DATA ENTRIES:

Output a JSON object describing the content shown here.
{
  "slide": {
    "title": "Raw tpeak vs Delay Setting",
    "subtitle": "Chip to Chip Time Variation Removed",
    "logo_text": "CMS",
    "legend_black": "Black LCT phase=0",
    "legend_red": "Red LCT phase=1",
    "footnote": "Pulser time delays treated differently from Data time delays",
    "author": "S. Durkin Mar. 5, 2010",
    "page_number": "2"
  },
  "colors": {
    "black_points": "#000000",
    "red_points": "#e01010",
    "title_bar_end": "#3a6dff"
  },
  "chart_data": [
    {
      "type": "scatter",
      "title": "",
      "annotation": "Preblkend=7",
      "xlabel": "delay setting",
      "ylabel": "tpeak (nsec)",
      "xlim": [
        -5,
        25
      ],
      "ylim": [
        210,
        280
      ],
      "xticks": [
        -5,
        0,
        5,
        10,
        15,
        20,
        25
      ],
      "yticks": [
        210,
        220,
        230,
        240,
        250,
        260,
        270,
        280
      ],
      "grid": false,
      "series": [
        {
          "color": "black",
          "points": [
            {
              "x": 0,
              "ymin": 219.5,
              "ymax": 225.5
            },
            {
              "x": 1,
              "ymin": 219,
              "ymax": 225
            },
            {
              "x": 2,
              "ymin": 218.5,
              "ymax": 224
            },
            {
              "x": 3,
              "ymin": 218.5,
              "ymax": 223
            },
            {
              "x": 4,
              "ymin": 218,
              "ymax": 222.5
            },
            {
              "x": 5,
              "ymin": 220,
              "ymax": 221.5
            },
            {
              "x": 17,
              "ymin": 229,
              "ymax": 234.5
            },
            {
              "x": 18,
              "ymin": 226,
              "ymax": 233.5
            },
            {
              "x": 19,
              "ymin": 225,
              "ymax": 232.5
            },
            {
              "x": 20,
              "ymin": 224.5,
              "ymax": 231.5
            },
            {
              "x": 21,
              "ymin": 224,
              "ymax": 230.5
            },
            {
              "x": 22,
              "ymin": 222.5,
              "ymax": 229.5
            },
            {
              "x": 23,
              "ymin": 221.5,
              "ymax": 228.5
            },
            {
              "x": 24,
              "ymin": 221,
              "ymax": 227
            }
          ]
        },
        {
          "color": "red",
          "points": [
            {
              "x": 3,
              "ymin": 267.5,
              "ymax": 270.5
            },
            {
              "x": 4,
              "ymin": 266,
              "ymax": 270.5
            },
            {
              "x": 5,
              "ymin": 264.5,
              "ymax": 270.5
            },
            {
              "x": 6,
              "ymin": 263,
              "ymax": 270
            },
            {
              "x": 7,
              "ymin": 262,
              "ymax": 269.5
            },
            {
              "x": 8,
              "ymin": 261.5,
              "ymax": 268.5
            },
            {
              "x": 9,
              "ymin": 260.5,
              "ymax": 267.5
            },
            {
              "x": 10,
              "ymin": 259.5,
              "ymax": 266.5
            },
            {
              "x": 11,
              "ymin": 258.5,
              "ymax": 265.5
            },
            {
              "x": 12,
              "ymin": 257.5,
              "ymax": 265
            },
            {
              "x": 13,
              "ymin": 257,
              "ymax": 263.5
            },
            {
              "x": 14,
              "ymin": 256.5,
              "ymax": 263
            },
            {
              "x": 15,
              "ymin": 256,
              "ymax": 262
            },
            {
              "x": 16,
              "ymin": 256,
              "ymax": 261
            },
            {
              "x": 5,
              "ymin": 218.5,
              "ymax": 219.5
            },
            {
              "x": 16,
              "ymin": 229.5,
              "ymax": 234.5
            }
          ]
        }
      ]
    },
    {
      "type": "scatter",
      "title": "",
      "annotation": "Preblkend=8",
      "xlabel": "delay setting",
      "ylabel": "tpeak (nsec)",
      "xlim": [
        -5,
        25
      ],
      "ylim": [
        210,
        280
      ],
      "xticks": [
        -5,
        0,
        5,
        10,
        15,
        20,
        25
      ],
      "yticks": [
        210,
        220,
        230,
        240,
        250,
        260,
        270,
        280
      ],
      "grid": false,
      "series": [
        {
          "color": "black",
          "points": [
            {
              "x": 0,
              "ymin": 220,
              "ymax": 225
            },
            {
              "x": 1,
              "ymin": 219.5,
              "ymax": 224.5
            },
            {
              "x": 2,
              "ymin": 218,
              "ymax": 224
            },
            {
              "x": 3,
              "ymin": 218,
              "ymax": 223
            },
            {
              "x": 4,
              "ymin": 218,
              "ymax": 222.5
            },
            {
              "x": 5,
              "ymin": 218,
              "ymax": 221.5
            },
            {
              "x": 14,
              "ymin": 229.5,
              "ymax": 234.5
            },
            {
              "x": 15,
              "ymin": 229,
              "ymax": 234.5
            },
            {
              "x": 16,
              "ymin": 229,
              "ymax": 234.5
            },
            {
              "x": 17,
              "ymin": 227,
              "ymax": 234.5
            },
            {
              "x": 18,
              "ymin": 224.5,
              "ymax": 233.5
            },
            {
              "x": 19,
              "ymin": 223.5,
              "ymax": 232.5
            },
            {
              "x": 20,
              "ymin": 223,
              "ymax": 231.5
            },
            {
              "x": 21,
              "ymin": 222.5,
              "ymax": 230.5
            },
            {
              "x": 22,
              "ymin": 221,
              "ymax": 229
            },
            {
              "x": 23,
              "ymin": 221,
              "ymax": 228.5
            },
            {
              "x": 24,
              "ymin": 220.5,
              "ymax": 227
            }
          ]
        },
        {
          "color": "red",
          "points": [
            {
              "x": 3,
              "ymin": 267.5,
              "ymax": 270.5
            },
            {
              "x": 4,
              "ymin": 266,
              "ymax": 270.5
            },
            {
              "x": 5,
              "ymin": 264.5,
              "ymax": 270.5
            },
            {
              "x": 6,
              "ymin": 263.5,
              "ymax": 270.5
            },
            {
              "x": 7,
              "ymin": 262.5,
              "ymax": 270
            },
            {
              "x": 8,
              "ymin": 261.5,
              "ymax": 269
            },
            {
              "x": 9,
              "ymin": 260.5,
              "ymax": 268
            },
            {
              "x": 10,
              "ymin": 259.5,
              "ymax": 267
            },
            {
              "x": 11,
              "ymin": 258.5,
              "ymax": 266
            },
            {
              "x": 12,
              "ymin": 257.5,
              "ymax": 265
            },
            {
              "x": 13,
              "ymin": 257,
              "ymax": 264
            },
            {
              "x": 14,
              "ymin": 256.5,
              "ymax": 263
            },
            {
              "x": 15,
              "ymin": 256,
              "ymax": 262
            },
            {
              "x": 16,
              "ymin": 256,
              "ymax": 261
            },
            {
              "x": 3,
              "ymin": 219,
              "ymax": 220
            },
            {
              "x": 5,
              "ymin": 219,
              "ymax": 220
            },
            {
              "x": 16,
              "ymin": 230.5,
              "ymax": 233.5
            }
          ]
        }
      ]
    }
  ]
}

WHAT NEEDS TO BE DONE: All of the data shown above must be copied exactly.

REPLY:
Output a JSON object describing the content shown here.
{
  "slide": {
    "title": "Raw tpeak vs Delay Setting",
    "subtitle": "Chip to Chip Time Variation Removed",
    "logo_text": "CMS",
    "legend_black": "Black LCT phase=0",
    "legend_red": "Red LCT phase=1",
    "footnote": "Pulser time delays treated differently from Data time delays",
    "author": "S. Durkin Mar. 5, 2010",
    "page_number": "2"
  },
  "colors": {
    "black_points": "#000000",
    "red_points": "#e01010",
    "title_bar_end": "#3a6dff"
  },
  "chart_data": [
    {
      "type": "scatter",
      "title": "",
      "annotation": "Preblkend=7",
      "xlabel": "delay setting",
      "ylabel": "tpeak (nsec)",
      "xlim": [
        -5,
        25
      ],
      "ylim": [
        210,
        280
      ],
      "xticks": [
        -5,
        0,
        5,
        10,
        15,
        20,
        25
      ],
      "yticks": [
        210,
        220,
        230,
        240,
        250,
        260,
        270,
        280
      ],
      "grid": false,
      "series": [
        {
          "color": "black",
          "points": [
            {
              "x": 0,
              "ymin": 219.5,
              "ymax": 225.5
            },
            {
              "x": 1,
              "ymin": 219,
              "ymax": 225
            },
            {
              "x": 2,
              "ymin": 218.5,
              "ymax": 224
            },
            {
              "x": 3,
              "ymin": 218.5,
              "ymax": 223
            },
            {
              "x": 4,
              "ymin": 218,
              "ymax": 222.5
            },
            {
              "x": 5,
              "ymin": 220,
              "ymax": 221.5
            },
            {
              "x": 17,
              "ymin": 229,
              "ymax": 234.5
            },
            {
              "x": 18,
              "ymin": 226,
              "ymax": 233.5
            },
            {
              "x": 19,
              "ymin": 225,
              "ymax": 232.5
            },
            {
              "x": 20,
              "ymin": 224.5,
              "ymax": 231.5
            },
            {
              "x": 21,
              "ymin": 224,
              "ymax": 230.5
            },
            {
              "x": 22,
              "ymin": 222.5,
              "ymax": 229.5
            },
            {
              "x": 23,
              "ymin": 221.5,
              "ymax": 228.5
            },
            {
              "x": 24,
              "ymin": 221,
              "ymax": 227
            }
          ]
        },
        {
          "color": "red",
          "points": [
            {
              "x": 3,
              "ymin": 267.5,
              "ymax": 270.5
            },
            {
              "x": 4,
              "ymin": 266,
              "ymax": 270.5
            },
            {
              "x": 5,
              "ymin": 264.5,
              "ymax": 270.5
            },
            {
              "x": 6,
              "ymin": 263,
              "ymax": 270
            },
            {
              "x": 7,
              "ymin": 262,
              "ymax": 269.5
            },
            {
              "x": 8,
              "ymin": 261.5,
              "ymax": 268.5
            },
            {
              "x": 9,
              "ymin": 260.5,
              "ymax": 267.5
            },
            {
              "x": 10,
              "ymin": 259.5,
              "ymax": 266.5
            },
            {
              "x": 11,
              "ymin": 258.5,
              "ymax": 265.5
            },
            {
              "x": 12,
              "ymin": 257.5,
              "ymax": 265
            },
            {
              "x": 13,
              "ymin": 257,
              "ymax": 263.5
            },
            {
              "x": 14,
              "ymin": 256.5,
              "ymax": 263
            },
            {
              "x": 15,
              "ymin": 256,
              "ymax": 262
            },
            {
              "x": 16,
              "ymin": 256,
              "ymax": 261
            },
            {
              "x": 5,
              "ymin": 218.5,
              "ymax": 219.5
            },
            {
              "x": 16,
              "ymin": 229.5,
              "ymax": 234.5
            }
          ]
        }
      ]
    },
    {
      "type": "scatter",
      "title": "",
      "annotation": "Preblkend=8",
      "xlabel": "delay setting",
      "ylabel": "tpeak (nsec)",
      "xlim": [
        -5,
        25
      ],
      "ylim": [
        210,
        280
      ],
      "xticks": [
        -5,
        0,
        5,
        10,
        15,
        20,
        25
      ],
      "yticks": [
        210,
        220,
        230,
        240,
        250,
        260,
        270,
        280
      ],
      "grid": false,
      "series": [
        {
          "color": "black",
          "points": [
            {
              "x": 0,
              "ymin": 220,
              "ymax": 225
            },
            {
              "x": 1,
              "ymin": 219.5,
              "ymax": 224.5
            },
            {
              "x": 2,
              "ymin": 218,
              "ymax": 224
            },
            {
              "x": 3,
              "ymin": 218,
              "ymax": 223
            },
            {
              "x": 4,
              "ymin": 218,
              "ymax": 222.5
            },
            {
              "x": 5,
              "ymin": 218,
              "ymax": 221.5
            },
            {
              "x": 14,
              "ymin": 229.5,
              "ymax": 234.5
            },
            {
              "x": 15,
              "ymin": 229,
              "ymax": 234.5
            },
            {
              "x": 16,
              "ymin": 229,
              "ymax": 234.5
            },
            {
              "x": 17,
              "ymin": 227,
              "ymax": 234.5
            },
            {
              "x": 18,
              "ymin": 224.5,
              "ymax": 233.5
            },
            {
              "x": 19,
              "ymin": 223.5,
              "ymax": 232.5
            },
            {
              "x": 20,
              "ymin": 223,
              "ymax": 231.5
            },
            {
              "x": 21,
              "ymin": 222.5,
              "ymax": 230.5
            },
            {
              "x": 22,
              "ymin": 221,
              "ymax": 229
            },
            {
              "x": 23,
              "ymin": 221,
              "ymax": 228.5
            },
            {
              "x": 24,
              "ymin": 220.5,
              "ymax": 227
            }
          ]
        },
        {
          "color": "red",
          "points": [
            {
              "x": 3,
              "ymin": 267.5,
              "ymax": 270.5
            },
            {
              "x": 4,
              "ymin": 266,
              "ymax": 270.5
            },
            {
              "x": 5,
              "ymin": 264.5,
              "ymax": 270.5
            },
            {
              "x": 6,
              "ymin": 263.5,
              "ymax": 270.5
            },
            {
              "x": 7,
              "ymin": 262.5,
              "ymax": 270
            },
            {
              "x": 8,
              "ymin": 261.5,
              "ymax": 269
            },
            {
              "x": 9,
              "ymin": 260.5,
              "ymax": 268
            },
            {
              "x": 10,
              "ymin": 259.5,
              "ymax": 267
            },
            {
              "x": 11,
              "ymin": 258.5,
              "ymax": 266
            },
            {
              "x": 12,
              "ymin": 257.5,
              "ymax": 265
            },
            {
              "x": 13,
              "ymin": 257,
              "ymax": 264
            },
            {
              "x": 14,
              "ymin": 256.5,
              "ymax": 263
            },
            {
              "x": 15,
              "ymin": 256,
              "ymax": 262
            },
            {
              "x": 16,
              "ymin": 256,
              "ymax": 261
            },
            {
              "x": 3,
              "ymin": 219,
              "ymax": 220
            },
            {
              "x": 5,
              "ymin": 219,
              "ymax": 220
            },
            {
              "x": 16,
              "ymin": 230.5,
              "ymax": 233.5
            }
          ]
        }
      ]
    }
  ]
}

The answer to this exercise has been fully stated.